TASK:
Read the records below. Copy each line where the string "Yönetimi" occurs.

RECORDS TO USE:
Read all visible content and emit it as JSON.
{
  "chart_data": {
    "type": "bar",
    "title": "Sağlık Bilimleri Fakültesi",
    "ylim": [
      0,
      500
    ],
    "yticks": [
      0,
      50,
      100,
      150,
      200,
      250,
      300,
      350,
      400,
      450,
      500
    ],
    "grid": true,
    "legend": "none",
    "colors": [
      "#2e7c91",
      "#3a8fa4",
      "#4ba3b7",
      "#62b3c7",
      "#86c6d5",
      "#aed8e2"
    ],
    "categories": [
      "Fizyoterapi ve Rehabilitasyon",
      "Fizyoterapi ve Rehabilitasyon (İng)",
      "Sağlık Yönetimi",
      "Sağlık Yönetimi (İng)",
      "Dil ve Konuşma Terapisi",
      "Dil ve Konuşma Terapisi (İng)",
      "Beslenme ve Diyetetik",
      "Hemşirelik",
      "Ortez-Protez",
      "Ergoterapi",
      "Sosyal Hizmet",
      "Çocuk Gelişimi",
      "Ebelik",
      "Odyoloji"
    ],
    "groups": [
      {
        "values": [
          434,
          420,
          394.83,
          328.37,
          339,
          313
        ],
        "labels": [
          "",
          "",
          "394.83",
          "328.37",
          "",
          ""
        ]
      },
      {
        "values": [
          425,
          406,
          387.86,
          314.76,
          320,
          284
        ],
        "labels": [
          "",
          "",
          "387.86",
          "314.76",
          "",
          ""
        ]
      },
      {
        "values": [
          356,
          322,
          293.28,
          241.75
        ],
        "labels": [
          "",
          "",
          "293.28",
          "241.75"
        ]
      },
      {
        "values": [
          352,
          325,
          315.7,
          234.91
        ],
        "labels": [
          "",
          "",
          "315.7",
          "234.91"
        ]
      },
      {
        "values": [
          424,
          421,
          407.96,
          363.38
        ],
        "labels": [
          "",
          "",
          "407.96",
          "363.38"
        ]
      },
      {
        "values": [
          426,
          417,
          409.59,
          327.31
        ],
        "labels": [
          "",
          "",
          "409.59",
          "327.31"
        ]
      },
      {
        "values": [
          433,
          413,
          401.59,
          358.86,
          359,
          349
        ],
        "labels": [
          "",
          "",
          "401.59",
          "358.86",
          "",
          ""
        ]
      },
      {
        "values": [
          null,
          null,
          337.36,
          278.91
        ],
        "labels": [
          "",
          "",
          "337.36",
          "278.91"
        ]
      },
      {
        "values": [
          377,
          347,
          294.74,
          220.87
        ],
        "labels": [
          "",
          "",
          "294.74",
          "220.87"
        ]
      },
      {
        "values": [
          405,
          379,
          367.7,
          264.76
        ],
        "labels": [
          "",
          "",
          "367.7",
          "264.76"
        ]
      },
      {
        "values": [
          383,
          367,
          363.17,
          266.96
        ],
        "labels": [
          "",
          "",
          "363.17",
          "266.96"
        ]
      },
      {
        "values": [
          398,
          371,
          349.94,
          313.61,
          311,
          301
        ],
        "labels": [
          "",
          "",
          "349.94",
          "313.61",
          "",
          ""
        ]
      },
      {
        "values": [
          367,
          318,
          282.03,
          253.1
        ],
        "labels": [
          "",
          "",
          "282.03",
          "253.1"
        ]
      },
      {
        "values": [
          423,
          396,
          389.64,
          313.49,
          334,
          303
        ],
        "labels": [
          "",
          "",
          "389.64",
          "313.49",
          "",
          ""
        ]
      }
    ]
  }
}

WRITTEN RESPONSE:
      "Sağlık Yönetimi",
      "Sağlık Yönetimi (İng)",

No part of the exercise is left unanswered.